# Short exercise
Every entry needs to be printed exactly, please.

=== Provided data ===

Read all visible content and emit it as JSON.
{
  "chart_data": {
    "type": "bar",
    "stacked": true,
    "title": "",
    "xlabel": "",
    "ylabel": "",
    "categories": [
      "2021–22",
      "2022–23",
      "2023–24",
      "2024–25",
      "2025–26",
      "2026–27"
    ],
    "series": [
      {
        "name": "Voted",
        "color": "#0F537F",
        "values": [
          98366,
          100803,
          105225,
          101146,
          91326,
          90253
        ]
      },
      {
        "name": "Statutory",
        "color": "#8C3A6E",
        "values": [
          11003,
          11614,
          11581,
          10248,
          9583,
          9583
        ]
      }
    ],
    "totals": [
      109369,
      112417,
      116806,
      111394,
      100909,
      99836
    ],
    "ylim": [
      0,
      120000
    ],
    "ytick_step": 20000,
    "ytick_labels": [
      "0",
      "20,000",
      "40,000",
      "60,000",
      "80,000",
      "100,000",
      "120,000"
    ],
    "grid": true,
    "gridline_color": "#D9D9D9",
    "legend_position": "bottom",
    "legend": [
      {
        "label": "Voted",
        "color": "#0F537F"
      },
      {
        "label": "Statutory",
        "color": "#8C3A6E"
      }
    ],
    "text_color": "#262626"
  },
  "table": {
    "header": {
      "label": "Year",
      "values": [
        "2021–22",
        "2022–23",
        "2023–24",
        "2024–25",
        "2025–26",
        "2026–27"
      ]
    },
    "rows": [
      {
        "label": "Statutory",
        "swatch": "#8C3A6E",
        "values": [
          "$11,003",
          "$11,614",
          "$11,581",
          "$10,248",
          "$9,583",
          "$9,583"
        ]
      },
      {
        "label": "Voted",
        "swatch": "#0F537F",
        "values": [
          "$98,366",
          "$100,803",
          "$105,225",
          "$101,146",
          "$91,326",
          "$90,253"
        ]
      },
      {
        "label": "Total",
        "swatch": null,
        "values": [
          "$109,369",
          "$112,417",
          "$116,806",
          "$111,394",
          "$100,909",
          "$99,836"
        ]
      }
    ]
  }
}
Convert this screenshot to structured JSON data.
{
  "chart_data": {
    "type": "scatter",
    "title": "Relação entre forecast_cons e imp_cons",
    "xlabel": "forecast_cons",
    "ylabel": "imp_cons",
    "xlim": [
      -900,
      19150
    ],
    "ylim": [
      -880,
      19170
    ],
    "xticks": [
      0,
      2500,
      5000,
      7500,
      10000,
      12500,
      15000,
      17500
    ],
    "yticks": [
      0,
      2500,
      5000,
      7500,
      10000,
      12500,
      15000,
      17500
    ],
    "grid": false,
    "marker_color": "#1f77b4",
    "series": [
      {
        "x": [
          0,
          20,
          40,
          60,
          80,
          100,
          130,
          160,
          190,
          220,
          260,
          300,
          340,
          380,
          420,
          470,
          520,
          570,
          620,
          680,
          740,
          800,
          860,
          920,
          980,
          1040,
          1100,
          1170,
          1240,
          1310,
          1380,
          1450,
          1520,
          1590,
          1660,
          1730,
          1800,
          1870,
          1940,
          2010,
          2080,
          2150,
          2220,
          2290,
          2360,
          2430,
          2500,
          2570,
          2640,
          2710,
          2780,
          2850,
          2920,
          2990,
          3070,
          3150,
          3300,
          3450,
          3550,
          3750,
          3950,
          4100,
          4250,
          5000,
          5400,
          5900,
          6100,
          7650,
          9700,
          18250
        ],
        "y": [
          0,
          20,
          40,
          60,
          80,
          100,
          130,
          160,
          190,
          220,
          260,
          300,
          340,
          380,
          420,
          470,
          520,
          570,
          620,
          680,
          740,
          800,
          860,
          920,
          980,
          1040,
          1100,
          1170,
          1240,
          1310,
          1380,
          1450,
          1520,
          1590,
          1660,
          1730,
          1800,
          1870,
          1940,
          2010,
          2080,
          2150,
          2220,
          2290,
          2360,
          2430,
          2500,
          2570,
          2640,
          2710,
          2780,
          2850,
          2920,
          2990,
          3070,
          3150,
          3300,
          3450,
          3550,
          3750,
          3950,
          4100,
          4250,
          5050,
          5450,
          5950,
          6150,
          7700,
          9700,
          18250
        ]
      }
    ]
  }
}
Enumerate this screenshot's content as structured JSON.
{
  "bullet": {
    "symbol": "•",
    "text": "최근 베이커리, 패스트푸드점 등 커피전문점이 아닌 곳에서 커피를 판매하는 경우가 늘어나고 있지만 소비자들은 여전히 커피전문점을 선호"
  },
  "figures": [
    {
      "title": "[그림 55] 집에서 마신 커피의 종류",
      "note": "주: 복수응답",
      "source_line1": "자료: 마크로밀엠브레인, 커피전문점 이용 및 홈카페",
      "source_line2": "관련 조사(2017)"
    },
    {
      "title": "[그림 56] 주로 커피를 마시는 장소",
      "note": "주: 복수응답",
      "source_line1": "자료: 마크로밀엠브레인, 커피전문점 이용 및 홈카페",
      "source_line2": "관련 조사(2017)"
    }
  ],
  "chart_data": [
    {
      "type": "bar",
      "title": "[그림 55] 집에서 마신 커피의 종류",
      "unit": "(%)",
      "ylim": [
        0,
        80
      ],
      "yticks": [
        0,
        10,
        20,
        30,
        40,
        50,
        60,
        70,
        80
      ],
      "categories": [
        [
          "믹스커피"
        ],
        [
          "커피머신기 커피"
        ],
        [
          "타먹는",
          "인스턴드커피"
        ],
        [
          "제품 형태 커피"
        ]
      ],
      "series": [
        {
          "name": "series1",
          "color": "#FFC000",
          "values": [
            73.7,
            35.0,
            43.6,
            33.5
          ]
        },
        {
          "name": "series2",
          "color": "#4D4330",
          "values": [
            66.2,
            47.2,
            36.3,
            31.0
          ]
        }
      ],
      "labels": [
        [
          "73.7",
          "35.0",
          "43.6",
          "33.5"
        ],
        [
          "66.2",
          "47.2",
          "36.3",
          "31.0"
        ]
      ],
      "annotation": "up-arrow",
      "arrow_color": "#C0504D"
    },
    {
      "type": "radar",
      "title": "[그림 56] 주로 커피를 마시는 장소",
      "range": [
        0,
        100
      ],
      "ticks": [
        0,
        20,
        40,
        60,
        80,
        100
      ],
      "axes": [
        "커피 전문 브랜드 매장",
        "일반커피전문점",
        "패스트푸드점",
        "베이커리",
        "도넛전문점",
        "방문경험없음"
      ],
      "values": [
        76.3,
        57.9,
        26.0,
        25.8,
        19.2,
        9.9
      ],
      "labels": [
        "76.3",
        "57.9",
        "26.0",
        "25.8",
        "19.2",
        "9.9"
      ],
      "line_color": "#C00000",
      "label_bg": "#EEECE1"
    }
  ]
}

===

# Answer to this task
Read all visible content and emit it as JSON.
{
  "chart_data": {
    "type": "bar",
    "stacked": true,
    "title": "",
    "xlabel": "",
    "ylabel": "",
    "categories": [
      "2021–22",
      "2022–23",
      "2023–24",
      "2024–25",
      "2025–26",
      "2026–27"
    ],
    "series": [
      {
        "name": "Voted",
        "color": "#0F537F",
        "values": [
          98366,
          100803,
          105225,
          101146,
          91326,
          90253
        ]
      },
      {
        "name": "Statutory",
        "color": "#8C3A6E",
        "values": [
          11003,
          11614,
          11581,
          10248,
          9583,
          9583
        ]
      }
    ],
    "totals": [
      109369,
      112417,
      116806,
      111394,
      100909,
      99836
    ],
    "ylim": [
      0,
      120000
    ],
    "ytick_step": 20000,
    "ytick_labels": [
      "0",
      "20,000",
      "40,000",
      "60,000",
      "80,000",
      "100,000",
      "120,000"
    ],
    "grid": true,
    "gridline_color": "#D9D9D9",
    "legend_position": "bottom",
    "legend": [
      {
        "label": "Voted",
        "color": "#0F537F"
      },
      {
        "label": "Statutory",
        "color": "#8C3A6E"
      }
    ],
    "text_color": "#262626"
  },
  "table": {
    "header": {
      "label": "Year",
      "values": [
        "2021–22",
        "2022–23",
        "2023–24",
        "2024–25",
        "2025–26",
        "2026–27"
      ]
    },
    "rows": [
      {
        "label": "Statutory",
        "swatch": "#8C3A6E",
        "values": [
          "$11,003",
          "$11,614",
          "$11,581",
          "$10,248",
          "$9,583",
          "$9,583"
        ]
      },
      {
        "label": "Voted",
        "swatch": "#0F537F",
        "values": [
          "$98,366",
          "$100,803",
          "$105,225",
          "$101,146",
          "$91,326",
          "$90,253"
        ]
      },
      {
        "label": "Total",
        "swatch": null,
        "values": [
          "$109,369",
          "$112,417",
          "$116,806",
          "$111,394",
          "$100,909",
          "$99,836"
        ]
      }
    ]
  }
}
Convert this screenshot to structured JSON data.
{
  "chart_data": {
    "type": "scatter",
    "title": "Relação entre forecast_cons e imp_cons",
    "xlabel": "forecast_cons",
    "ylabel": "imp_cons",
    "xlim": [
      -900,
      19150
    ],
    "ylim": [
      -880,
      19170
    ],
    "xticks": [
      0,
      2500,
      5000,
      7500,
      10000,
      12500,
      15000,
      17500
    ],
    "yticks": [
      0,
      2500,
      5000,
      7500,
      10000,
      12500,
      15000,
      17500
    ],
    "grid": false,
    "marker_color": "#1f77b4",
    "series": [
      {
        "x": [
          0,
          20,
          40,
          60,
          80,
          100,
          130,
          160,
          190,
          220,
          260,
          300,
          340,
          380,
          420,
          470,
          520,
          570,
          620,
          680,
          740,
          800,
          860,
          920,
          980,
          1040,
          1100,
          1170,
          1240,
          1310,
          1380,
          1450,
          1520,
          1590,
          1660,
          1730,
          1800,
          1870,
          1940,
          2010,
          2080,
          2150,
          2220,
          2290,
          2360,
          2430,
          2500,
          2570,
          2640,
          2710,
          2780,
          2850,
          2920,
          2990,
          3070,
          3150,
          3300,
          3450,
          3550,
          3750,
          3950,
          4100,
          4250,
          5000,
          5400,
          5900,
          6100,
          7650,
          9700,
          18250
        ],
        "y": [
          0,
          20,
          40,
          60,
          80,
          100,
          130,
          160,
          190,
          220,
          260,
          300,
          340,
          380,
          420,
          470,
          520,
          570,
          620,
          680,
          740,
          800,
          860,
          920,
          980,
          1040,
          1100,
          1170,
          1240,
          1310,
          1380,
          1450,
          1520,
          1590,
          1660,
          1730,
          1800,
          1870,
          1940,
          2010,
          2080,
          2150,
          2220,
          2290,
          2360,
          2430,
          2500,
          2570,
          2640,
          2710,
          2780,
          2850,
          2920,
          2990,
          3070,
          3150,
          3300,
          3450,
          3550,
          3750,
          3950,
          4100,
          4250,
          5050,
          5450,
          5950,
          6150,
          7700,
          9700,
          18250
        ]
      }
    ]
  }
}
Enumerate this screenshot's content as structured JSON.
{
  "bullet": {
    "symbol": "•",
    "text": "최근 베이커리, 패스트푸드점 등 커피전문점이 아닌 곳에서 커피를 판매하는 경우가 늘어나고 있지만 소비자들은 여전히 커피전문점을 선호"
  },
  "figures": [
    {
      "title": "[그림 55] 집에서 마신 커피의 종류",
      "note": "주: 복수응답",
      "source_line1": "자료: 마크로밀엠브레인, 커피전문점 이용 및 홈카페",
      "source_line2": "관련 조사(2017)"
    },
    {
      "title": "[그림 56] 주로 커피를 마시는 장소",
      "note": "주: 복수응답",
      "source_line1": "자료: 마크로밀엠브레인, 커피전문점 이용 및 홈카페",
      "source_line2": "관련 조사(2017)"
    }
  ],
  "chart_data": [
    {
      "type": "bar",
      "title": "[그림 55] 집에서 마신 커피의 종류",
      "unit": "(%)",
      "ylim": [
        0,
        80
      ],
      "yticks": [
        0,
        10,
        20,
        30,
        40,
        50,
        60,
        70,
        80
      ],
      "categories": [
        [
          "믹스커피"
        ],
        [
          "커피머신기 커피"
        ],
        [
          "타먹는",
          "인스턴드커피"
        ],
        [
          "제품 형태 커피"
        ]
      ],
      "series": [
        {
          "name": "series1",
          "color": "#FFC000",
          "values": [
            73.7,
            35.0,
            43.6,
            33.5
          ]
        },
        {
          "name": "series2",
          "color": "#4D4330",
          "values": [
            66.2,
            47.2,
            36.3,
            31.0
          ]
        }
      ],
      "labels": [
        [
          "73.7",
          "35.0",
          "43.6",
          "33.5"
        ],
        [
          "66.2",
          "47.2",
          "36.3",
          "31.0"
        ]
      ],
      "annotation": "up-arrow",
      "arrow_color": "#C0504D"
    },
    {
      "type": "radar",
      "title": "[그림 56] 주로 커피를 마시는 장소",
      "range": [
        0,
        100
      ],
      "ticks": [
        0,
        20,
        40,
        60,
        80,
        100
      ],
      "axes": [
        "커피 전문 브랜드 매장",
        "일반커피전문점",
        "패스트푸드점",
        "베이커리",
        "도넛전문점",
        "방문경험없음"
      ],
      "values": [
        76.3,
        57.9,
        26.0,
        25.8,
        19.2,
        9.9
      ],
      "labels": [
        "76.3",
        "57.9",
        "26.0",
        "25.8",
        "19.2",
        "9.9"
      ],
      "line_color": "#C00000",
      "label_bg": "#EEECE1"
    }
  ]
}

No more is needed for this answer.